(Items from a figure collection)
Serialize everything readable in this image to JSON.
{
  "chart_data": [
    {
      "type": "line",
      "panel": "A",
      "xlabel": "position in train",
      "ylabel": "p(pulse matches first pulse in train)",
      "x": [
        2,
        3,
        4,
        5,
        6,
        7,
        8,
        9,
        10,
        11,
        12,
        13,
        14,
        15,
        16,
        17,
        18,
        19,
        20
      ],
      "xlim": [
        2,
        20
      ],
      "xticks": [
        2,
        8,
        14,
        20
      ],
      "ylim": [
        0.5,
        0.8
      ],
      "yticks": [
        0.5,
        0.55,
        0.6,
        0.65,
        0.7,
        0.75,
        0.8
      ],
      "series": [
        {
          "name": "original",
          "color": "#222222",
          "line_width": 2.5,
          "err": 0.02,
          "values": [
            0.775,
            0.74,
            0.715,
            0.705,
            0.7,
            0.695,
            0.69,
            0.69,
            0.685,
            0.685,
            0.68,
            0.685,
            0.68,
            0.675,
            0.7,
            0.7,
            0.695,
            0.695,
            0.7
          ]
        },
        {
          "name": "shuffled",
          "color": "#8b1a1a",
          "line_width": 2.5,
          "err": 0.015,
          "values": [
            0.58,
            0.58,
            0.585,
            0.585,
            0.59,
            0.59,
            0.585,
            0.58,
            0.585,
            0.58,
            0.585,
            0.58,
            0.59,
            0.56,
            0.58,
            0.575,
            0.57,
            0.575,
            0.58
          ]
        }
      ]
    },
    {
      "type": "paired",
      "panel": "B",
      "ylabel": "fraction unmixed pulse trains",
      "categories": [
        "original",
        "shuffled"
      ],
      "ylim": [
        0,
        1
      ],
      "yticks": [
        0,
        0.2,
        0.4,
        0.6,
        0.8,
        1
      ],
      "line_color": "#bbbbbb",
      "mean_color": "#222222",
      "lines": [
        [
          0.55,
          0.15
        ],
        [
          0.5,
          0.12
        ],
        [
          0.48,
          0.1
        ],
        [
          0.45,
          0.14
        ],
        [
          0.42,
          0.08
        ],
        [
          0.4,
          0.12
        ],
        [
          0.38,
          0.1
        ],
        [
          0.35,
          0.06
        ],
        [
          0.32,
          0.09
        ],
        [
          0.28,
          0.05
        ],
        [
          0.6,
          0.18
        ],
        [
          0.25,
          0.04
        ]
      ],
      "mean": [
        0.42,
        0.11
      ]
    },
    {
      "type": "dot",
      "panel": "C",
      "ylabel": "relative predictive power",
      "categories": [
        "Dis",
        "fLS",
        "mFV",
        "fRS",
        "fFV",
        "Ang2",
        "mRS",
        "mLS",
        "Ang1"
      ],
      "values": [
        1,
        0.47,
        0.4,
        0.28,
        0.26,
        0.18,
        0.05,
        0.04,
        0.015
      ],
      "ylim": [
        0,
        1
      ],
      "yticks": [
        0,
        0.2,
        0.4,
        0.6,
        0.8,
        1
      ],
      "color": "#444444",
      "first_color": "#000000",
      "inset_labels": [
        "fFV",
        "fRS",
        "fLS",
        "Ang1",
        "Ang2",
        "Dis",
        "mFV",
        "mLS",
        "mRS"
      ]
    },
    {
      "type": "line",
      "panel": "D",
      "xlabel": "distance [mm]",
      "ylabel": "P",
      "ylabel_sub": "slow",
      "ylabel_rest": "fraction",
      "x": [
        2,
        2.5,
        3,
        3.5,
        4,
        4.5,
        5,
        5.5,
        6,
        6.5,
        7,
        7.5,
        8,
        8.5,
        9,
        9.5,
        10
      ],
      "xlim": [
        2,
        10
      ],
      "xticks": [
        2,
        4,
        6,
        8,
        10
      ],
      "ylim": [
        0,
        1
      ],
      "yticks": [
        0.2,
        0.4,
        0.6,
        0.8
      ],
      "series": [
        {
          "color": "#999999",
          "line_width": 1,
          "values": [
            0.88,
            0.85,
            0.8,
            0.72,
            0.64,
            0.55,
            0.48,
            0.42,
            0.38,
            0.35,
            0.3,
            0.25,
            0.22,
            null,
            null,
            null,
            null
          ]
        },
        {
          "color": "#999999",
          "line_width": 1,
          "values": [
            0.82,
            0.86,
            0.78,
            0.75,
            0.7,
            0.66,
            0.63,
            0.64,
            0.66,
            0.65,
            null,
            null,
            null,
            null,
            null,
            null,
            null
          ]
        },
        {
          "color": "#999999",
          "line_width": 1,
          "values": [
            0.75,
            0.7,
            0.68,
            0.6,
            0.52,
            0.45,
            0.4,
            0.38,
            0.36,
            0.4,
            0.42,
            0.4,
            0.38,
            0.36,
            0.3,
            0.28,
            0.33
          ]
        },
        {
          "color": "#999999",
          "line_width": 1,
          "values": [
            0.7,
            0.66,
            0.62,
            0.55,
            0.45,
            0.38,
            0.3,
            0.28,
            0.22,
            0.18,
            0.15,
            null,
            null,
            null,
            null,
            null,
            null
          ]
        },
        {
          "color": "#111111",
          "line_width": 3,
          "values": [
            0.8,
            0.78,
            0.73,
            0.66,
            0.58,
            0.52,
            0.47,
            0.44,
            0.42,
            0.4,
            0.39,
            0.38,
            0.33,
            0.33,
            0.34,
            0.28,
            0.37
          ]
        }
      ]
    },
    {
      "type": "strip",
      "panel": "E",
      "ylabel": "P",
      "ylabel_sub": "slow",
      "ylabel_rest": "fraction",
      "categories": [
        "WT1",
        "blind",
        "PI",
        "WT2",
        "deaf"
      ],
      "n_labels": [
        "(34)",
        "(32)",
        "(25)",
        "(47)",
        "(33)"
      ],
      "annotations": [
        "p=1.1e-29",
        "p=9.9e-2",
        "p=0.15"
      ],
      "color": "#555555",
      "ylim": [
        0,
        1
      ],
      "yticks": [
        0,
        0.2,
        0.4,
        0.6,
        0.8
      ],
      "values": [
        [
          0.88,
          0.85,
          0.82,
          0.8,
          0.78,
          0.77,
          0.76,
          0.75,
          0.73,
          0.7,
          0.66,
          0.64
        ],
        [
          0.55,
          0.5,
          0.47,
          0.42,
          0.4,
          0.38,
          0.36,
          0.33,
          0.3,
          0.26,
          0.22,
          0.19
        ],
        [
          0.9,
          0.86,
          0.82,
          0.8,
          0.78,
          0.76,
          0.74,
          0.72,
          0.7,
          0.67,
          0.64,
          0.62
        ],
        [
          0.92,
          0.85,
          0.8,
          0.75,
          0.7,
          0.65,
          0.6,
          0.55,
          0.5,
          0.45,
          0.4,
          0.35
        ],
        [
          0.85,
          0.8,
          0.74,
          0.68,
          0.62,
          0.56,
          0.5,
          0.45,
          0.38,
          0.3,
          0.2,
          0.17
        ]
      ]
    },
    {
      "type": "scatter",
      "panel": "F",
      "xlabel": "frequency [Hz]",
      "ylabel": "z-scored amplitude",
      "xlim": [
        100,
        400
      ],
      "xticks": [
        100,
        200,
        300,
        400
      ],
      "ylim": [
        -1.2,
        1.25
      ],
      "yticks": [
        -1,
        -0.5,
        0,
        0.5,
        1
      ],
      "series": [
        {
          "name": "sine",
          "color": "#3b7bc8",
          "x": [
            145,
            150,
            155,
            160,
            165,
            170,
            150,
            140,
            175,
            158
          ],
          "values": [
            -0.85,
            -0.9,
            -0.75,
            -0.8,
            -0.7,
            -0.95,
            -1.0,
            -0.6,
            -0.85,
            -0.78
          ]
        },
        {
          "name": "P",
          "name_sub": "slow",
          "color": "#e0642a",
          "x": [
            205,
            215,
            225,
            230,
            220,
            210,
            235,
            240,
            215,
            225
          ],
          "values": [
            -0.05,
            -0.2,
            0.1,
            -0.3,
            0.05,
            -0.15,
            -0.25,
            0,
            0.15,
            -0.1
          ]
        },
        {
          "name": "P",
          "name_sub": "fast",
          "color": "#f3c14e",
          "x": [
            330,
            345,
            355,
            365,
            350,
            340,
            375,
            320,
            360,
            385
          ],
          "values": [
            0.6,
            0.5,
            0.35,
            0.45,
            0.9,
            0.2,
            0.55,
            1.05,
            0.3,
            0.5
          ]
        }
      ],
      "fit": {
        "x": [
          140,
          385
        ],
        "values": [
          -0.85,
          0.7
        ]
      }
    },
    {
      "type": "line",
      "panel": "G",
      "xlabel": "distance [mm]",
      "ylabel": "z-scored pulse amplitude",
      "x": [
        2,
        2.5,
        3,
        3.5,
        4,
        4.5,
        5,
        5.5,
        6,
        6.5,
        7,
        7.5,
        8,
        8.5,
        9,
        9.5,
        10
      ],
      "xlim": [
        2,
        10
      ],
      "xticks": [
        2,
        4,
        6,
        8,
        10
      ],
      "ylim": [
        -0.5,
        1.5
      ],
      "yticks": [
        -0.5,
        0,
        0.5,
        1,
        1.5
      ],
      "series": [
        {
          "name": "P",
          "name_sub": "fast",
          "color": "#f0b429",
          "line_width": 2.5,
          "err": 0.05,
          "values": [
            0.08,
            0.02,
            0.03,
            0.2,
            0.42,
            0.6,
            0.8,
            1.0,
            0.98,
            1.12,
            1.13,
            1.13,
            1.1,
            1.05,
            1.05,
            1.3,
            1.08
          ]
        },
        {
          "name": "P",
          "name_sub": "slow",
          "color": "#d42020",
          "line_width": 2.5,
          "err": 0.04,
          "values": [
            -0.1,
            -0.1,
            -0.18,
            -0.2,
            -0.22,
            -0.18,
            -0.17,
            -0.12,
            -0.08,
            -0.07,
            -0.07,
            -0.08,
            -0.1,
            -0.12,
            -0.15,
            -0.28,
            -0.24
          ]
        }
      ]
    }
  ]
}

What is being asked: Find every line above that contains the word "amplitude", and return each one.

Solution to the exercise:
      "ylabel": "z-scored amplitude",
      "ylabel": "z-scored pulse amplitude",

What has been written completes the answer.